● Task to carry out
Extract the listing in its entirety, keeping each line identical to the original.

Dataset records
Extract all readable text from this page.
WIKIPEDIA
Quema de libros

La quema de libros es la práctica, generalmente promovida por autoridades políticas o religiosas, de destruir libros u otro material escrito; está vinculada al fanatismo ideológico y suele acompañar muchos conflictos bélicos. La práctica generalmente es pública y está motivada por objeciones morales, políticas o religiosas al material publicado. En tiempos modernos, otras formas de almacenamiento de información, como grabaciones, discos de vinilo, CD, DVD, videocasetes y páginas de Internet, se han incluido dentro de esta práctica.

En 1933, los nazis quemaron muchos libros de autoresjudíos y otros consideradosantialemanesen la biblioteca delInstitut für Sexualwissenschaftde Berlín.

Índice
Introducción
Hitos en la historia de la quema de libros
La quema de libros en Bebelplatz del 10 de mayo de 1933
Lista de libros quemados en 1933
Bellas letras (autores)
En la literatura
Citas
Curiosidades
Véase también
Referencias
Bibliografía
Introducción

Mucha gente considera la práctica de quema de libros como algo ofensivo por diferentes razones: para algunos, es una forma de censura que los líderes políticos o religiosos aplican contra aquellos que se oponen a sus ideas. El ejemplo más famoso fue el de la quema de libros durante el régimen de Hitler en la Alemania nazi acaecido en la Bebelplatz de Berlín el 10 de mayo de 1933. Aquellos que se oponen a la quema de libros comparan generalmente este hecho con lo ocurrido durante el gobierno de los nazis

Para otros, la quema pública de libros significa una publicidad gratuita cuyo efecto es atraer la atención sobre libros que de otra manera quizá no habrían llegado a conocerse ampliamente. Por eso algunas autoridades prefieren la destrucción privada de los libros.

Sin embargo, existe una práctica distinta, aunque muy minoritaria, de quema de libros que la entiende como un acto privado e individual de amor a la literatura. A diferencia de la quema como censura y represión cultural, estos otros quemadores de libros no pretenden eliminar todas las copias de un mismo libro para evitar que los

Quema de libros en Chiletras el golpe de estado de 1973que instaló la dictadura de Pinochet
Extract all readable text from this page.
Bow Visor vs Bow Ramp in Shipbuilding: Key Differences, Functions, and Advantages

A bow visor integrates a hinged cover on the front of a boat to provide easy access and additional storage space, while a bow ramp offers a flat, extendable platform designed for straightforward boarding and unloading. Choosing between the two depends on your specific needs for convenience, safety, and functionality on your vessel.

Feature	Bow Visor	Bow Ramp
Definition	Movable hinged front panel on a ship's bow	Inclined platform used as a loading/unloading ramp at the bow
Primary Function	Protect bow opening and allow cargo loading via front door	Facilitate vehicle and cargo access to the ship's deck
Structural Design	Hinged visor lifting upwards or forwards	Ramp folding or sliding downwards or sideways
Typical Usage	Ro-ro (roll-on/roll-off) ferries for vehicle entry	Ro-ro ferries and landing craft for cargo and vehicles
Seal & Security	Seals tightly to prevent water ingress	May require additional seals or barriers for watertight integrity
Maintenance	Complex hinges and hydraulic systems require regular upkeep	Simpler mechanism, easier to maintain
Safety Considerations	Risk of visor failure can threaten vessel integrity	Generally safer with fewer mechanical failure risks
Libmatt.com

● Result
Extract all readable text from this page.
WIKIPEDIA
Quema de libros

La quema de libros es la práctica, generalmente promovida por autoridades políticas o religiosas, de destruir libros u otro material escrito; está vinculada al fanatismo ideológico y suele acompañar muchos conflictos bélicos. La práctica generalmente es pública y está motivada por objeciones morales, políticas o religiosas al material publicado. En tiempos modernos, otras formas de almacenamiento de información, como grabaciones, discos de vinilo, CD, DVD, videocasetes y páginas de Internet, se han incluido dentro de esta práctica.

En 1933, los nazis quemaron muchos libros de autoresjudíos y otros consideradosantialemanesen la biblioteca delInstitut für Sexualwissenschaftde Berlín.

Índice
Introducción
Hitos en la historia de la quema de libros
La quema de libros en Bebelplatz del 10 de mayo de 1933
Lista de libros quemados en 1933
Bellas letras (autores)
En la literatura
Citas
Curiosidades
Véase también
Referencias
Bibliografía
Introducción

Mucha gente considera la práctica de quema de libros como algo ofensivo por diferentes razones: para algunos, es una forma de censura que los líderes políticos o religiosos aplican contra aquellos que se oponen a sus ideas. El ejemplo más famoso fue el de la quema de libros durante el régimen de Hitler en la Alemania nazi acaecido en la Bebelplatz de Berlín el 10 de mayo de 1933. Aquellos que se oponen a la quema de libros comparan generalmente este hecho con lo ocurrido durante el gobierno de los nazis

Para otros, la quema pública de libros significa una publicidad gratuita cuyo efecto es atraer la atención sobre libros que de otra manera quizá no habrían llegado a conocerse ampliamente. Por eso algunas autoridades prefieren la destrucción privada de los libros.

Sin embargo, existe una práctica distinta, aunque muy minoritaria, de quema de libros que la entiende como un acto privado e individual de amor a la literatura. A diferencia de la quema como censura y represión cultural, estos otros quemadores de libros no pretenden eliminar todas las copias de un mismo libro para evitar que los

Quema de libros en Chiletras el golpe de estado de 1973que instaló la dictadura de Pinochet
Extract all readable text from this page.
Bow Visor vs Bow Ramp in Shipbuilding: Key Differences, Functions, and Advantages

A bow visor integrates a hinged cover on the front of a boat to provide easy access and additional storage space, while a bow ramp offers a flat, extendable platform designed for straightforward boarding and unloading. Choosing between the two depends on your specific needs for convenience, safety, and functionality on your vessel.

Feature	Bow Visor	Bow Ramp
Definition	Movable hinged front panel on a ship's bow	Inclined platform used as a loading/unloading ramp at the bow
Primary Function	Protect bow opening and allow cargo loading via front door	Facilitate vehicle and cargo access to the ship's deck
Structural Design	Hinged visor lifting upwards or forwards	Ramp folding or sliding downwards or sideways
Typical Usage	Ro-ro (roll-on/roll-off) ferries for vehicle entry	Ro-ro ferries and landing craft for cargo and vehicles
Seal & Security	Seals tightly to prevent water ingress	May require additional seals or barriers for watertight integrity
Maintenance	Complex hinges and hydraulic systems require regular upkeep	Simpler mechanism, easier to maintain
Safety Considerations	Risk of visor failure can threaten vessel integrity	Generally safer with fewer mechanical failure risks
Libmatt.com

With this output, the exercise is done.